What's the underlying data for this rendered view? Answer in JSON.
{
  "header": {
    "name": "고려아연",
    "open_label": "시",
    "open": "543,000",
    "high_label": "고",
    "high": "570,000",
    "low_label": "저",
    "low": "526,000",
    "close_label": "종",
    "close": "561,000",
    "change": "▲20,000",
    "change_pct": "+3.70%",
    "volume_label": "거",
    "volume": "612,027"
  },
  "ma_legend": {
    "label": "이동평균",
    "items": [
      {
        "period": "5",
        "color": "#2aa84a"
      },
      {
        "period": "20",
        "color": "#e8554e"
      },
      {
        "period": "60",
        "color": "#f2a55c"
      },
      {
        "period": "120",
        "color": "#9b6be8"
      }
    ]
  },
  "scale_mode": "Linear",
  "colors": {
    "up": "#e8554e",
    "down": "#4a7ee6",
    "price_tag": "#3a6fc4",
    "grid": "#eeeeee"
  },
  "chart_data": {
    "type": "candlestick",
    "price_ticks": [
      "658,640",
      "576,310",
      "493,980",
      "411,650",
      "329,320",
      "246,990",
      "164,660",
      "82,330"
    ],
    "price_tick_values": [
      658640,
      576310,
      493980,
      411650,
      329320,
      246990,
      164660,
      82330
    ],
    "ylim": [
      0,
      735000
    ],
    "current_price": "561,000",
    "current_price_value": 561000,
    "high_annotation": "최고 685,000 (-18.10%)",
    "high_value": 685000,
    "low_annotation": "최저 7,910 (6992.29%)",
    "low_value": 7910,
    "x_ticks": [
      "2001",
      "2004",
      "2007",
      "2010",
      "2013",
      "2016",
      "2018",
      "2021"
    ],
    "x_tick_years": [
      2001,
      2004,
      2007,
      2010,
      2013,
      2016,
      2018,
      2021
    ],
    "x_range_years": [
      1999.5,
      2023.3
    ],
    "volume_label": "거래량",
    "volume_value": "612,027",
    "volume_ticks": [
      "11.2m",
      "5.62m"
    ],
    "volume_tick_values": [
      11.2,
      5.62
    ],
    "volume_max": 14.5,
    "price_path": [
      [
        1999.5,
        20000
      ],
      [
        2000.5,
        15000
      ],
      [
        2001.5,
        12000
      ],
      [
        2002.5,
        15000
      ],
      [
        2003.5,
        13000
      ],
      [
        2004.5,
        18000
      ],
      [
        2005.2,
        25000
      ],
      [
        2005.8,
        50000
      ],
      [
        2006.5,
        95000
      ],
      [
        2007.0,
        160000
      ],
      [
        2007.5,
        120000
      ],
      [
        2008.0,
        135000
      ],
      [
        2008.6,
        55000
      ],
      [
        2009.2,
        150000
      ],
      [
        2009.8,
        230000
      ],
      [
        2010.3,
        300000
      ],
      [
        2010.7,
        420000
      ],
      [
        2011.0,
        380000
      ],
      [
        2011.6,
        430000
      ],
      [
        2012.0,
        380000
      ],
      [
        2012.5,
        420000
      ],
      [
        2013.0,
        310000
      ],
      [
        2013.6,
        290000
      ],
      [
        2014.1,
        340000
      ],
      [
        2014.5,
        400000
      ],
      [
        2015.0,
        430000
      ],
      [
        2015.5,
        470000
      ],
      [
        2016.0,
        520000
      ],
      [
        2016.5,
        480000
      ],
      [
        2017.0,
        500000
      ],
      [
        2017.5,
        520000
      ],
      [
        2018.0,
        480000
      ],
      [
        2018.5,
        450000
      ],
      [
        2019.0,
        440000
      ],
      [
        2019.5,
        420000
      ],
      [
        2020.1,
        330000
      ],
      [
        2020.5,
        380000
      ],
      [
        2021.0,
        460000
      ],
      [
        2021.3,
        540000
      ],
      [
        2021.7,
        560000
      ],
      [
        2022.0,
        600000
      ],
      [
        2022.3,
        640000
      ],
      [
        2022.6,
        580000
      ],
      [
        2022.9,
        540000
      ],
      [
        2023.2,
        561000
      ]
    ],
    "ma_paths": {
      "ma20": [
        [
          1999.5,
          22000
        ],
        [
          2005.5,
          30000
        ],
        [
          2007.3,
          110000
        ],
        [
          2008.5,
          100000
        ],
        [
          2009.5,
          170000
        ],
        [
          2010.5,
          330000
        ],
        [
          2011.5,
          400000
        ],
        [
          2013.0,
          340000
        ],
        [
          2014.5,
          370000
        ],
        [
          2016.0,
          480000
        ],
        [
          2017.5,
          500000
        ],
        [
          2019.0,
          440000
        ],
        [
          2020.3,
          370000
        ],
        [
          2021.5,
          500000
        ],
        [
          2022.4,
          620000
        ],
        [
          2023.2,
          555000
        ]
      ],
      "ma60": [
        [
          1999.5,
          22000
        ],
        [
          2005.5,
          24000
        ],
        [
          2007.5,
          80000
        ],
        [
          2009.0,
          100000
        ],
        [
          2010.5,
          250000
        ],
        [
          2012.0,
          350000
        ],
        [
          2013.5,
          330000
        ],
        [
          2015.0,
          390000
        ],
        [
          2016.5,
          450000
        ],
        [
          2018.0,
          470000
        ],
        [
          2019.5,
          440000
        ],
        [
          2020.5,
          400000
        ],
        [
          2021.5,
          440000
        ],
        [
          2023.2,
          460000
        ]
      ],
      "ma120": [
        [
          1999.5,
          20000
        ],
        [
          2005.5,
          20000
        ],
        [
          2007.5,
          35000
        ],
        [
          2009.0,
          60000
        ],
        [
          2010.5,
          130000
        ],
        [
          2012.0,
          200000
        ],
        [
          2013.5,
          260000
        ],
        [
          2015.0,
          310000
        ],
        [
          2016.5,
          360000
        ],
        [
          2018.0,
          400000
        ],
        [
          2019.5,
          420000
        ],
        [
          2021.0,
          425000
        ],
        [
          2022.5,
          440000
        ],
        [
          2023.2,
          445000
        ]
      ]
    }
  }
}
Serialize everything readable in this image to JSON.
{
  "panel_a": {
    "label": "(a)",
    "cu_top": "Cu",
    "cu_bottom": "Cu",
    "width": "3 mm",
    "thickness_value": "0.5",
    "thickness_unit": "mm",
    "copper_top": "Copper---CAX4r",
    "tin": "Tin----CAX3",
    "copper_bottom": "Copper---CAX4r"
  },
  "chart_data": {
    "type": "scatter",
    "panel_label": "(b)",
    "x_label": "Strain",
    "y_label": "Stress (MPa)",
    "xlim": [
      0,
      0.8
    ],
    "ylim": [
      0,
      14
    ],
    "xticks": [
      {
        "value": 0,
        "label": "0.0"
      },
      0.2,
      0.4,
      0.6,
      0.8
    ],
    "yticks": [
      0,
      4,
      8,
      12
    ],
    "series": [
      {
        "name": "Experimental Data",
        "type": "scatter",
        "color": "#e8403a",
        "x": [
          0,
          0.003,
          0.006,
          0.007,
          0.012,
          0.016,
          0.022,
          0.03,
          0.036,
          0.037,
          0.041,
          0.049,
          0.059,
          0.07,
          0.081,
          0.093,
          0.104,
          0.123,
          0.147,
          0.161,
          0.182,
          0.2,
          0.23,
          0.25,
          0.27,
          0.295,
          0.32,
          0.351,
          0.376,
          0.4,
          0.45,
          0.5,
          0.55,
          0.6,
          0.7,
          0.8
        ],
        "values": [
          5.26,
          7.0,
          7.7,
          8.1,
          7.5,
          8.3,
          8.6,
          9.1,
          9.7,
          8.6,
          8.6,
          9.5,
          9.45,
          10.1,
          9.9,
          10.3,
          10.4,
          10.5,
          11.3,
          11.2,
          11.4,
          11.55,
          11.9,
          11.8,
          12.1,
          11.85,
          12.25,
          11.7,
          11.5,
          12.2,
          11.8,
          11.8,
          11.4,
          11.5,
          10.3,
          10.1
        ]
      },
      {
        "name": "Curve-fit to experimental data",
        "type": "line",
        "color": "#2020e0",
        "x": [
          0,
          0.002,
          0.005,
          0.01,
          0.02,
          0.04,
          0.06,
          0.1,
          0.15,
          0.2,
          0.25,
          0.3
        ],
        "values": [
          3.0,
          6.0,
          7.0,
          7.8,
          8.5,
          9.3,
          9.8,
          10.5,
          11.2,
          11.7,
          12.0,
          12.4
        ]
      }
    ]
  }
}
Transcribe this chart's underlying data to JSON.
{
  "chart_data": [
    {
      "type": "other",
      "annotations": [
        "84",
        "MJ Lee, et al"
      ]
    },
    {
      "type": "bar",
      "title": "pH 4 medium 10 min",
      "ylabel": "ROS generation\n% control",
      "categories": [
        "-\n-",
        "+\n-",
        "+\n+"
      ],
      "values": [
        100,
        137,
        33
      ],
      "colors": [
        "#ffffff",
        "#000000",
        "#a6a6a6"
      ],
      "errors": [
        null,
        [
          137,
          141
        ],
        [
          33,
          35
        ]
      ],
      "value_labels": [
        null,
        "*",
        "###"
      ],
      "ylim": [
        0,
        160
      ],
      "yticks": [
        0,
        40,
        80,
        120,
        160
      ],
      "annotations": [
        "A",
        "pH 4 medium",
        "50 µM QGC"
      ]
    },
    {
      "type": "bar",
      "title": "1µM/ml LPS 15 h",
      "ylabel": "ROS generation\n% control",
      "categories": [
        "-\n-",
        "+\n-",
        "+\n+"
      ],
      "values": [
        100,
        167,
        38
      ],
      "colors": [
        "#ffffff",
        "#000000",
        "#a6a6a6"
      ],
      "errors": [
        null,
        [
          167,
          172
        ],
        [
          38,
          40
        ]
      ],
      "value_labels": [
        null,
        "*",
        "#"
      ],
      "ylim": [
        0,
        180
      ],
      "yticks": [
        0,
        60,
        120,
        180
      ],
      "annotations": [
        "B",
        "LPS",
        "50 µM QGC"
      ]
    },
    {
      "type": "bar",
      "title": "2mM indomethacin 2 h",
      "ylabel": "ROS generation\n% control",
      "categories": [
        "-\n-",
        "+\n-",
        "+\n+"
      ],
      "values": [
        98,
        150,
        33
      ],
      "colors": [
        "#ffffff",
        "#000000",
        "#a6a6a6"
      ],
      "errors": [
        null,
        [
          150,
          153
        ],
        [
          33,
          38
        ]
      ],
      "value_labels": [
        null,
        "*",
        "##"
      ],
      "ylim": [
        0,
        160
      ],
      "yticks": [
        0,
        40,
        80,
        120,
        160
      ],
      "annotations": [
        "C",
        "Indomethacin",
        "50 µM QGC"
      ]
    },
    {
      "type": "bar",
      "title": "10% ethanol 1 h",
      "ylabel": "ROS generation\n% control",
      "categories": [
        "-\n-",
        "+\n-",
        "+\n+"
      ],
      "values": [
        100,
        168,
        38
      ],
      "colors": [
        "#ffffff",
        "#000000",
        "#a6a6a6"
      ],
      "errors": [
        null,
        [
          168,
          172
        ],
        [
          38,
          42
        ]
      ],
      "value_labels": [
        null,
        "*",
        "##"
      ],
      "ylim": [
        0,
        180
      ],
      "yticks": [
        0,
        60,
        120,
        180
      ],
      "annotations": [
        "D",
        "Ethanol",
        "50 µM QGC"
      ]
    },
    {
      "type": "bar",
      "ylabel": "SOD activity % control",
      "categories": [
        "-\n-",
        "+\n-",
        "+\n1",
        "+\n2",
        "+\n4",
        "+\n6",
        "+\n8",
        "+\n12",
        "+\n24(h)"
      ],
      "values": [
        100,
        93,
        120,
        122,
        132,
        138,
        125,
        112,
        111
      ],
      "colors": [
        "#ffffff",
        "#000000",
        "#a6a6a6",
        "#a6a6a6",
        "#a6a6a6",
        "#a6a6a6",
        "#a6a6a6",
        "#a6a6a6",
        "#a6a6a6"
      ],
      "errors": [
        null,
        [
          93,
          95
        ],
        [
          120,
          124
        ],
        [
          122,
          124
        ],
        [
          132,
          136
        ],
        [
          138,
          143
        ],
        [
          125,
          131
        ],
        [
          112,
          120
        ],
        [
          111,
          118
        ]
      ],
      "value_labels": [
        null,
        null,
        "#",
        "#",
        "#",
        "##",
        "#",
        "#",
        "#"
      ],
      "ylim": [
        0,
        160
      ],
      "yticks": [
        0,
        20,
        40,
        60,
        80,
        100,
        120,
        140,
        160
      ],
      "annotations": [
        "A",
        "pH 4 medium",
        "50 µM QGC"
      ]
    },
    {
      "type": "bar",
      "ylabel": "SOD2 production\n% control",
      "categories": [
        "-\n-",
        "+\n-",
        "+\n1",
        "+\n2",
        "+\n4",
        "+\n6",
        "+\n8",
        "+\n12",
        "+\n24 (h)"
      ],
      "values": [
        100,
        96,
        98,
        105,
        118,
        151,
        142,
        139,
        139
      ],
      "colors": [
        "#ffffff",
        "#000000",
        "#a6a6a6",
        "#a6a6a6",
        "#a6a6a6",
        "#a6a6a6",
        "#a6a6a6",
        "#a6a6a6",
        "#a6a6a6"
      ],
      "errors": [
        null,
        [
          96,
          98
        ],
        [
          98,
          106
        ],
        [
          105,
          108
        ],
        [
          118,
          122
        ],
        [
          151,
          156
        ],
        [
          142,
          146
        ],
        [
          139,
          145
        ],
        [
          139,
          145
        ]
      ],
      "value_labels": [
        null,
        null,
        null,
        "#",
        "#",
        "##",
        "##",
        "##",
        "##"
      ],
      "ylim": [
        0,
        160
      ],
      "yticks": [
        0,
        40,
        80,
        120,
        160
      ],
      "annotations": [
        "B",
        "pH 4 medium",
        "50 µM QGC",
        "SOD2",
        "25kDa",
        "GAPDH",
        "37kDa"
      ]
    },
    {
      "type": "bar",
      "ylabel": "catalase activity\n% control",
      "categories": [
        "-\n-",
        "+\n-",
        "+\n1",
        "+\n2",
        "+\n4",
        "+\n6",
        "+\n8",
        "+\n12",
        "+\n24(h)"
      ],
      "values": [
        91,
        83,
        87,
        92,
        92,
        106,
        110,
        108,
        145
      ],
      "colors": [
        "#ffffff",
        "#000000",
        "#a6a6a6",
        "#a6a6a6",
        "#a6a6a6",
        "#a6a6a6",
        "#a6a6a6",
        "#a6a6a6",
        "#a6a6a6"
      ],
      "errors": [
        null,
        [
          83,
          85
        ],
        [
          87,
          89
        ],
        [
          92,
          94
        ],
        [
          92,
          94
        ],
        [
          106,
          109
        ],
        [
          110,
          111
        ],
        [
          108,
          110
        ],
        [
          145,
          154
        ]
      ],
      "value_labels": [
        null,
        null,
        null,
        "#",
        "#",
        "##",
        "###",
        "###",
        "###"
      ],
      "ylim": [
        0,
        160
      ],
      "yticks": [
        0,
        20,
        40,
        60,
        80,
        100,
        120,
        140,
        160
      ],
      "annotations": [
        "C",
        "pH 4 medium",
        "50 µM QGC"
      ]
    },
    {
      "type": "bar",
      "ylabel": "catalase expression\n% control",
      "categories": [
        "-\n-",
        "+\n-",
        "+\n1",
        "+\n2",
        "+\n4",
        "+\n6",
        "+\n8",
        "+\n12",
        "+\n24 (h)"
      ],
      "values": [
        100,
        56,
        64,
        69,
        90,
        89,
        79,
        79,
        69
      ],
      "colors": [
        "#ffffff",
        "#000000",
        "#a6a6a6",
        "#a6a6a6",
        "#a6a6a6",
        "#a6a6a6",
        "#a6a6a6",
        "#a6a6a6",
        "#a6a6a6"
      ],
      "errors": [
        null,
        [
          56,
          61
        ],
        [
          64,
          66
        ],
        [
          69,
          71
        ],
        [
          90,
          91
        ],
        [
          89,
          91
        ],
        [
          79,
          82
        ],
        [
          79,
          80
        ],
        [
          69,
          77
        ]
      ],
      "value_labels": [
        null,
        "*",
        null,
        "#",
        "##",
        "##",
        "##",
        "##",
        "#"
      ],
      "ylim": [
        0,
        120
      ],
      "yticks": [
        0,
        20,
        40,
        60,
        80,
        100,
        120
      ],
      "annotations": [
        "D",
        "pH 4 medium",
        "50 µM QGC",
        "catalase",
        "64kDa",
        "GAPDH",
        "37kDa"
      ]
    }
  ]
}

○ ○ ○ ○ ○ ○ ○

### PROBLEM REQUIREMENTS
Scan the material and collect every line that contains "activity".

### WRITTEN REPLY
      "ylabel": "SOD activity % control",
      "ylabel": "catalase activity\n% control",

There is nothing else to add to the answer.